• _Parts of the exercise_
#1 Summarize the Leigh Bale biography in two sentences.
#2 Repeat the Leigh Bale biography word for word between "Leigh Bale is" and "Weekly Bestselling author.", inclusive.

• _Source text_
▬▬▬▬▬▬▬▬▬▬
Leigh Bale is an American author of historical, contemporary romance novels.  She lives in Nevada with her professor husband.  She is a Publishers Weekly Bestselling author.

Biography
Leigh Bale was raised in small rural towns throughout the Western United States. She is the daughter of a retired U.S. forest ranger and penned her first novel on an electric typewriter, before she had any outline or clue what she was doing. She has worked as a bookkeeper and administrative assistant, but her first love, after her husband, is writing. Her stories have won the Romance Writers of America prestigious Golden Heart (writing as Lora Bale) and the Gayle Wilson Award of Excellence. Recently, Bale has penned a Forest Ranger series, a set of romantic stories centered around the life and work of a forest ranger. Her father is a conservationist rather than a preservationist and has served as her consultant for these books. Her contemporary books deal with real-life situations that many people can relate to and have received four star reviews from Romantic Times magazine. With a B.A. degree in History from the University of Nevada-Reno, Bale has also penned romantic historical novels.
▬▬▬▬▬▬▬▬▬▬
Records from a dataset:
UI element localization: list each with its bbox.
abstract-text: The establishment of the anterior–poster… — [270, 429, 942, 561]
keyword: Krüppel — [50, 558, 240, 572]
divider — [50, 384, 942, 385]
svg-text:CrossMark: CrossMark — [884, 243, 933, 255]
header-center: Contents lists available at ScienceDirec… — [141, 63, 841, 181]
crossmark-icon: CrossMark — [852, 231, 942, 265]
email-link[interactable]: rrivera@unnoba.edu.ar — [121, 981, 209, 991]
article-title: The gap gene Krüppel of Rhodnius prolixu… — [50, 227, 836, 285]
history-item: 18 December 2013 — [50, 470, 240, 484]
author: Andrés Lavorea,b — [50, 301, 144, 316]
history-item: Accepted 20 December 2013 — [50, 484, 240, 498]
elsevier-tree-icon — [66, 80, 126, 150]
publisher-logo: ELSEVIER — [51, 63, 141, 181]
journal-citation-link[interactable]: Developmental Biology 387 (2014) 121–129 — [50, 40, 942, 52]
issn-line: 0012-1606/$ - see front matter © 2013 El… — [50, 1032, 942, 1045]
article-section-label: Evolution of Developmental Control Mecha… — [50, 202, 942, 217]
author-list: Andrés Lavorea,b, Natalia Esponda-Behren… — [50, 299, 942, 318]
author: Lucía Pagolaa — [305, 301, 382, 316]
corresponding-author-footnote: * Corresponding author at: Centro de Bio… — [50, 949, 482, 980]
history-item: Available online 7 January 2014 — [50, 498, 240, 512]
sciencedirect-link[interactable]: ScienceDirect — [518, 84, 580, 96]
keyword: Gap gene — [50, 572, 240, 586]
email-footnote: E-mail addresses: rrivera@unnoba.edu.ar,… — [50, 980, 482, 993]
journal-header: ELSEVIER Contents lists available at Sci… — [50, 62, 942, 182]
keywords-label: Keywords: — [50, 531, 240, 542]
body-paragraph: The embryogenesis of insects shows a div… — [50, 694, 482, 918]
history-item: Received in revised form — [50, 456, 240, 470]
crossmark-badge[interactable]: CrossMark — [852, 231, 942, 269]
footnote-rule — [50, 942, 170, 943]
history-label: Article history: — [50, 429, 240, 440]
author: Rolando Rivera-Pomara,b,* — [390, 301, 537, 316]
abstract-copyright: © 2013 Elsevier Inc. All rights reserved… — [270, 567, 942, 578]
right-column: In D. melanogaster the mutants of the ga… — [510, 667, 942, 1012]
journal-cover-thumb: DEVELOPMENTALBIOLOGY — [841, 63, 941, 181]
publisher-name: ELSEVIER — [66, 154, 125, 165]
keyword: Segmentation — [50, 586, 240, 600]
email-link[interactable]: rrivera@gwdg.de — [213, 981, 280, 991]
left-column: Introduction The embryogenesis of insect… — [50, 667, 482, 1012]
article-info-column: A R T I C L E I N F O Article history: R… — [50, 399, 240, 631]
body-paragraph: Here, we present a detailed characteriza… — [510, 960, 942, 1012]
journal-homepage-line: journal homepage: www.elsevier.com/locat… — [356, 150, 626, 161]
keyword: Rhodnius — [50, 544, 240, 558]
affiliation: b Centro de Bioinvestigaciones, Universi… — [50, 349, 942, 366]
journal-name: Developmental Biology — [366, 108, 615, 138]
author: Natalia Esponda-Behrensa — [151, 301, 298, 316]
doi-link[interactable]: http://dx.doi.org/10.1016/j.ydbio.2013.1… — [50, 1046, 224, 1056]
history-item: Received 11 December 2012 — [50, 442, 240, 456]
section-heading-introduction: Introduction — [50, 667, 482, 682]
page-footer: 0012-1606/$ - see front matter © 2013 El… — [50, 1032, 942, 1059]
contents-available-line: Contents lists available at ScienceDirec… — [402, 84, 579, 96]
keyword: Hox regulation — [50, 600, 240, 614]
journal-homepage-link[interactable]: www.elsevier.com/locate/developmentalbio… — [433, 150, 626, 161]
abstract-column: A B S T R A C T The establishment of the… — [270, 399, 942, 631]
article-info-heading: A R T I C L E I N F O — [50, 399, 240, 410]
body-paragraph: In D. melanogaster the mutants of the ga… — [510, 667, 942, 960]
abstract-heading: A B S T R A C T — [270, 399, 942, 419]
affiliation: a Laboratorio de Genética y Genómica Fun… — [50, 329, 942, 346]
▬▬▬▬▬▬▬▬▬▬
• _Solutions for each task_
#1 Leigh Bale is an American author of historical and contemporary romance novels who lives in Nevada and is a Publishers Weekly Bestselling author. The daughter of a retired U.S. forest ranger, she has won the Golden Heart and the Gayle Wilson Award of Excellence, and she recently wrote a Forest Ranger series for which her father served as consultant.

#2
Leigh Bale is an American author of historical, contemporary romance novels.  She lives in Nevada with her professor husband.  She is a Publishers Weekly Bestselling author.